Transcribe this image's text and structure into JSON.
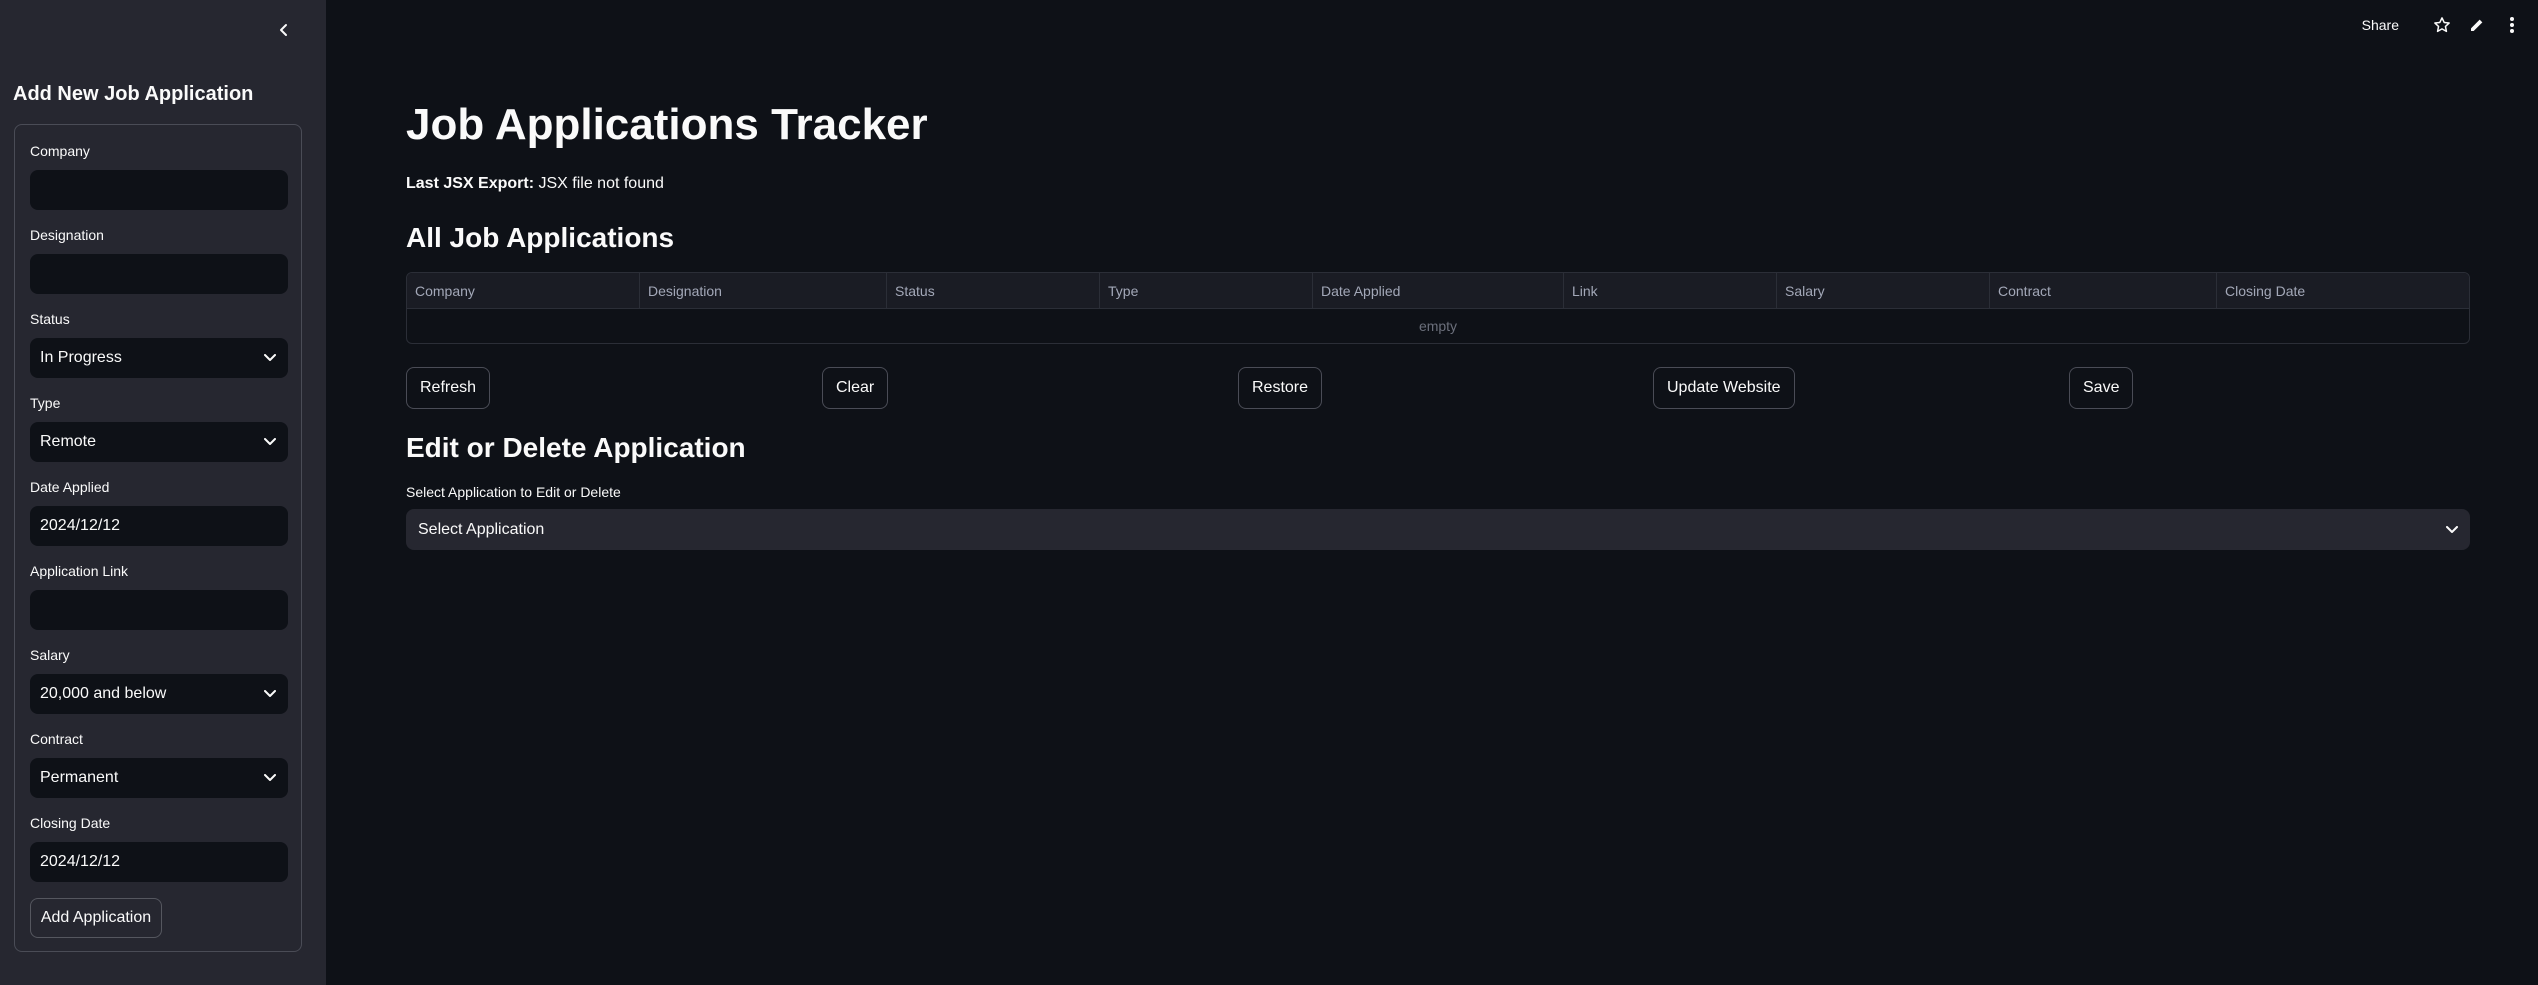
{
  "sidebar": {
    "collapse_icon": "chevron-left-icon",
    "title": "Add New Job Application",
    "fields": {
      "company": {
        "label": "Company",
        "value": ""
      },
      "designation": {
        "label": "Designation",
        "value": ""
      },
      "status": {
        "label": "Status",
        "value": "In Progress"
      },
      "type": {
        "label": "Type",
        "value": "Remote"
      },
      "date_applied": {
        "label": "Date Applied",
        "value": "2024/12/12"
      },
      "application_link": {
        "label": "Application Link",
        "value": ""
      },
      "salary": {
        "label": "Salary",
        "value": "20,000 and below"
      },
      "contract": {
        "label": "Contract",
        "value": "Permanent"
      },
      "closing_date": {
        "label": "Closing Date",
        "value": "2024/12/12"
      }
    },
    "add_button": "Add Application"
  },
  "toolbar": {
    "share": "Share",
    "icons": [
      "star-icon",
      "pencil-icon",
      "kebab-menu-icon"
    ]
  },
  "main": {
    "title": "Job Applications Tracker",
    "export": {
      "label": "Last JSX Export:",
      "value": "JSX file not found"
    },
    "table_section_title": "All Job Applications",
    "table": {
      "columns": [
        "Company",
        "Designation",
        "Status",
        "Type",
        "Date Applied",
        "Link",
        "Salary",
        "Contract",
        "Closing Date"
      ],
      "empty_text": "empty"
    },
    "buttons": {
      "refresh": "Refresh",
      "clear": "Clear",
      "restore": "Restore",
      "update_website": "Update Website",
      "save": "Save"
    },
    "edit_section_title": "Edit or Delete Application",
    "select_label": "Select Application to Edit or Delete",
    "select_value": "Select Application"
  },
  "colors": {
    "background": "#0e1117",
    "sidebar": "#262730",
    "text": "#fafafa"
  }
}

==

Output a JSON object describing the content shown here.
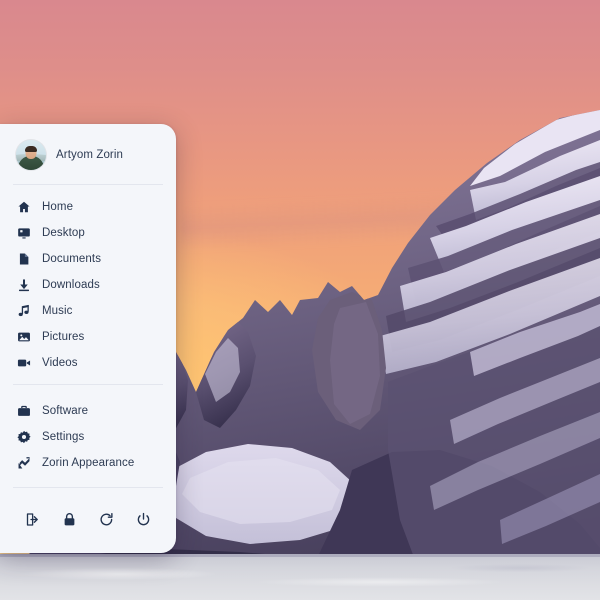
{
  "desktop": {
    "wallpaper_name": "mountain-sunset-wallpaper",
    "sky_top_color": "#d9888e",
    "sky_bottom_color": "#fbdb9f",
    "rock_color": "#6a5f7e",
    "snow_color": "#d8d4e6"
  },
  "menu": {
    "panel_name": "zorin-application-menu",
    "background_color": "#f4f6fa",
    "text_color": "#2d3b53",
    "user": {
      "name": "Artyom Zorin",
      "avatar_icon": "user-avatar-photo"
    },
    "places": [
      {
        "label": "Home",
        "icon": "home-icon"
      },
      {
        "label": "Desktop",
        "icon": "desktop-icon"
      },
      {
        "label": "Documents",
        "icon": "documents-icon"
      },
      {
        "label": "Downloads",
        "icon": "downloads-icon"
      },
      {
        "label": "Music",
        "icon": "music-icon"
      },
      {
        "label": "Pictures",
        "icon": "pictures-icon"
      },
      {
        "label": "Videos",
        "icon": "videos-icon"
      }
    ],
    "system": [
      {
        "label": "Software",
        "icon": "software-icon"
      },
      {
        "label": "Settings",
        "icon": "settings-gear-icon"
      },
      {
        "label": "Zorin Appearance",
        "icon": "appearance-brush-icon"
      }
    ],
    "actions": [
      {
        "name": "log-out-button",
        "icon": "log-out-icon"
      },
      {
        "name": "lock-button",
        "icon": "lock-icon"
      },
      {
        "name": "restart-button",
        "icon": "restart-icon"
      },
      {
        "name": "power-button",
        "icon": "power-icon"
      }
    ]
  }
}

=== TASK TO CARRY OUT ===
Check each line above for the word "Applications" and say how many have it, with nothing else.

=== FINAL RESULT ===
2